### Aufgabe
Schreiben Sie den Text über Verschulden und Strafbemessung bei Verwaltungsübertretungen im Anschluss an seinen letzten Satz weiter.

### Vorliegender Text
○ ○ ○ ○ ○ ○ ○

Das Verschulden ist wie folgt zu beurteilen: Bei den verletzten Bestimmungen handelt es sich um Ungehorsamsdelikte, somit um
Verwaltungsübertretungen, zu deren Tatbestand der Eintritt eines Schadens oder einer Gefahr nicht gehört. Zur Strafbarkeit genügt fahrlässiges Verhalten (§ 5 Abs 1 VStG). Bei diesen Delikten hat der Täter die von ihm behauptete Schuldlosigkeit glaubhaft zu machen und es obliegt ihm, alles darzulegen, was für seine Entlastung spricht. Der Gesetzgeber belastet sohin den Täter in einem solchen Fall schon durch den objektiven Tatbestand und präsumiert die Schuld bis zur Glaubhaftmachung des Gegenteils durch den Beschuldigten (VwGH 21.10.1977, 1793/76). Von seiten des Bw wurden keine Maßnahmen geltend gemacht, die von ihm zur Einhaltung der gegenständlichen Verwaltungsvorschriften unternommen wurden. Er hat daher Fahrlässigkeit zu verantworten.
Nach § 130 Abs 5 ASchG begeht unter anderem eine Verwaltungsübertretung, die mit Geldstrafe von S 2.000,-- bis S 100.000,--, im Wiederholungsfall mit Geldstrafe von S 4.000,-- bis S 200.000,-- zu bestrafen ist, wer als Arbeitgeber 1. den nach dem 9. Abschnitt weitergeltenden Bestimmungen zuwiderhandelt.
Gemäß § 19 Abs 1 VStG ist Grundlage für die Bemessung der Strafe stets das Ausmaß der mit der Tat verbundenen Schädigung oder Gefährdung derjenigen Interessen, deren Schutz die Strafdrohung dient, und der Umstand, inwieweit die Tat sonst nachteilige Folgen nach sich gezogen hat.

○ ○ ○ ○ ○ ○ ○

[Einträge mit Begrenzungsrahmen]
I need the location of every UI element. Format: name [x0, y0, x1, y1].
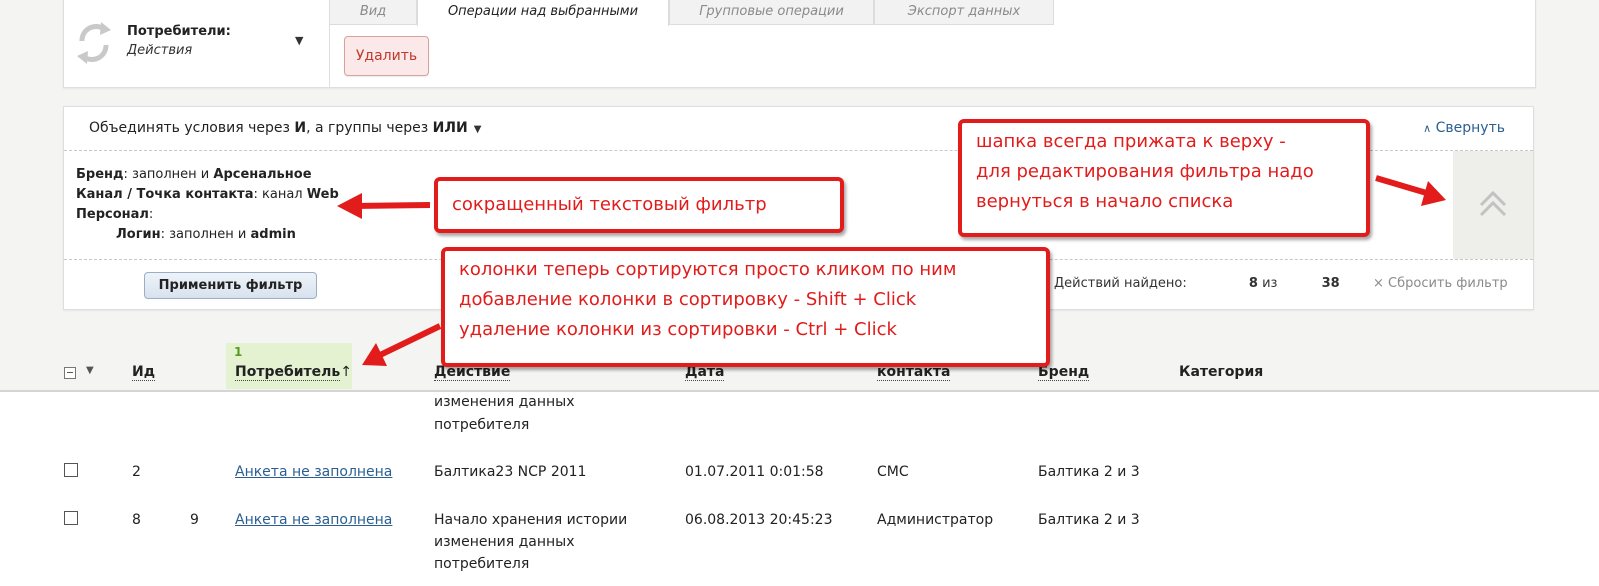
collapse-link[interactable]: ∧ Свернуть — [1423, 120, 1505, 136]
contact-cell: СМС — [877, 464, 909, 480]
reset-filter-link[interactable]: × Сбросить фильтр — [1373, 276, 1508, 291]
row-checkbox[interactable] — [64, 511, 78, 525]
callout-line: шапка всегда прижата к верху - — [976, 131, 1286, 152]
double-chevron-up-icon[interactable] — [1473, 185, 1513, 221]
callout-sticky-header: шапка всегда прижата к верху - для редак… — [958, 119, 1370, 237]
id-cell-fragment: 9 — [190, 512, 199, 528]
collapse-label: Свернуть — [1435, 120, 1505, 136]
date-cell: 06.08.2013 20:45:23 — [685, 512, 833, 528]
column-header-category[interactable]: Категория — [1179, 364, 1263, 380]
id-cell: 8 — [132, 512, 141, 528]
row-checkbox[interactable] — [64, 463, 78, 477]
consumer-link[interactable]: Анкета не заполнена — [235, 461, 392, 483]
tab-export[interactable]: Экспорт данных — [874, 0, 1054, 25]
combine-mid: , а группы через — [306, 120, 433, 136]
condition-value: Web — [306, 187, 339, 202]
action-cell: Начало хранения истории — [434, 512, 628, 528]
filter-condition-brand: Бренд: заполнен и Арсенальное — [76, 165, 339, 185]
results-count: Действий найдено: 8 из 38 — [1054, 276, 1340, 291]
condition-text: : — [148, 207, 154, 222]
found-of: из — [1257, 276, 1282, 291]
combine-mode-selector[interactable]: Объединять условия через И, а группы чер… — [89, 120, 481, 136]
callout-column-sorting: колонки теперь сортируются просто кликом… — [441, 247, 1050, 367]
table-body — [0, 392, 1599, 586]
chevron-down-icon[interactable]: ▼ — [86, 365, 94, 376]
top-panel: Потребители: Действия ▼ Вид Операции над… — [63, 0, 1536, 88]
callout-line: колонки теперь сортируются просто кликом… — [459, 259, 957, 280]
condition-value: admin — [250, 227, 296, 242]
filter-condition-staff: Персонал: — [76, 205, 339, 225]
sticky-header-border — [0, 390, 1599, 392]
callout-line: удаление колонки из сортировки - Ctrl + … — [459, 319, 897, 340]
sort-asc-icon: ↑ — [340, 364, 353, 380]
chevron-up-icon: ∧ — [1423, 122, 1432, 135]
condition-text: : заполнен и — [160, 227, 251, 242]
condition-label: Логин — [116, 227, 161, 242]
combine-or: ИЛИ — [432, 120, 468, 136]
action-cell: изменения данных — [434, 394, 575, 410]
date-cell: 01.07.2011 0:01:58 — [685, 464, 824, 480]
contact-cell: Администратор — [877, 512, 994, 528]
select-all-checkbox[interactable] — [64, 367, 76, 379]
condition-value: Арсенальное — [213, 167, 312, 182]
action-cell: Балтика23 NCP 2011 — [434, 464, 587, 480]
callout-short-filter: сокращенный текстовый фильтр — [434, 177, 844, 233]
arrow-to-column-icon — [374, 323, 442, 360]
apply-filter-button[interactable]: Применить фильтр — [144, 272, 317, 299]
consumer-link[interactable]: Анкета не заполнена — [235, 509, 392, 531]
combine-and: И — [294, 120, 307, 136]
found-total: 38 — [1321, 276, 1340, 291]
column-header-label: Потребитель — [235, 364, 341, 381]
found-count: 8 — [1248, 276, 1258, 291]
module-subtitle: Действия — [127, 43, 193, 58]
filter-condition-login: Логин: заполнен и admin — [76, 225, 339, 245]
found-prefix: Действий найдено: — [1054, 276, 1191, 291]
column-header-consumer[interactable]: Потребитель↑ — [235, 364, 353, 381]
column-header-id[interactable]: Ид — [132, 364, 156, 381]
tab-selected-operations[interactable]: Операции над выбранными — [417, 0, 669, 26]
module-title: Потребители: — [127, 24, 231, 39]
condition-label: Персонал — [76, 207, 149, 222]
callout-line: вернуться в начало списка — [976, 191, 1234, 212]
brand-cell: Балтика 2 и 3 — [1038, 512, 1140, 528]
tab-group-operations[interactable]: Групповые операции — [669, 0, 874, 25]
callout-line: для редактирования фильтра надо — [976, 161, 1314, 182]
combine-prefix: Объединять условия через — [89, 120, 295, 136]
delete-button[interactable]: Удалить — [344, 36, 429, 76]
action-cell: потребителя — [434, 417, 530, 433]
id-cell: 2 — [132, 464, 141, 480]
short-text-filter[interactable]: Бренд: заполнен и Арсенальное Канал / То… — [76, 165, 339, 245]
chevron-down-icon: ▼ — [473, 124, 482, 135]
condition-label: Канал / Точка контакта — [76, 187, 254, 202]
arrowhead-icon — [362, 343, 387, 366]
module-selector[interactable]: Потребители: Действия ▼ — [64, 0, 330, 87]
condition-label: Бренд — [76, 167, 124, 182]
brand-cell: Балтика 2 и 3 — [1038, 464, 1140, 480]
sort-order-badge: 1 — [234, 345, 243, 359]
condition-text: : канал — [253, 187, 307, 202]
chevron-down-icon[interactable]: ▼ — [295, 34, 303, 47]
action-cell: потребителя — [434, 556, 530, 572]
condition-text: : заполнен и — [123, 167, 214, 182]
action-cell: изменения данных — [434, 534, 575, 550]
tab-view[interactable]: Вид — [329, 0, 417, 25]
filter-condition-channel: Канал / Точка контакта: канал Web — [76, 185, 339, 205]
refresh-arrows-icon — [77, 22, 111, 64]
callout-line: добавление колонки в сортировку - Shift … — [459, 289, 917, 310]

○ ○ ○ ○ ○ ○ ○

### Lösung
Durch das Fehlen der Fuß- und Mittelwehren wurde für die Arbeitnehmer eine abstrakte Gefährdung geschaffen, deren Unrechtsgehalt allerdings insofern begrenzt ist, als, wie sich dies aus den Fotos ergibt, es sich bei der Volksschule K.-straße um ein ebenerdiges Gebäude handelt und die Absturzhöhe von der 2. Gerüstetage nicht wesentlich über 2 Meter gelegen war.
Gemäß § 19 Abs 2 VStG sind im ordentlichen Verfahren (§§ 40 bis 46) überdies die nach dem Zweck der Strafdrohung in Betracht kommenden Erschwerungs- und Milderungsgründe, soweit sie nicht schon die Strafdrohung bestimmen, gegeneinander abzuwägen.
Auf das Ausmaß des Verschuldens ist besonders Bedacht zu nehmen. Unter Berücksichtigung der Eigenart des Verwaltungsstrafrechtes sind die §§ 32 bis 35 des Strafgesetzbuches sinngemäß anzuwenden. Die Einkommens-, Vermögens- und Familienverhältnisse des Beschuldigten sind bei der Bemessung von Geldstrafen zu berücksichtigen.
Anders als die belangte Behörde dies in der Begründung des Straferkenntnisses festhielt, war der Bw zur Tatzeit nicht unbescholten, da eine (nicht einschlägige) Verwaltungsvorstrafe aufgrund des Straferkenntnisses vom 19.4.1995 (Verletzung des § 103 Abs 1 Z 3 KFG, Geldstrafe S 2.000,--) vorliegt. Es liegt daher auch der von der belangten Behörde genannte Milderungsgrund nicht vor. Erschwerungsgründe sind nicht gegeben. Der Aufforderung, seine Einkommens-, Vermögens- und Familienverhältnisse bekanntzugeben, kam der Bw nicht nach. Vor der belangten Behörde gab er am 4.9.1995 diesbezüglich folgendes an: Einkommen
ca. S 25.000,-- netto, Sorgepflichten für ein Kind. Aus dem Firmenbuchauszug ergibt sich, daß der Bw einziger Gesellschafter der Ing. J. Z. GesmbH. mit einer voll eingezahlten Stammeinlage von ATS 500.000,-- ist.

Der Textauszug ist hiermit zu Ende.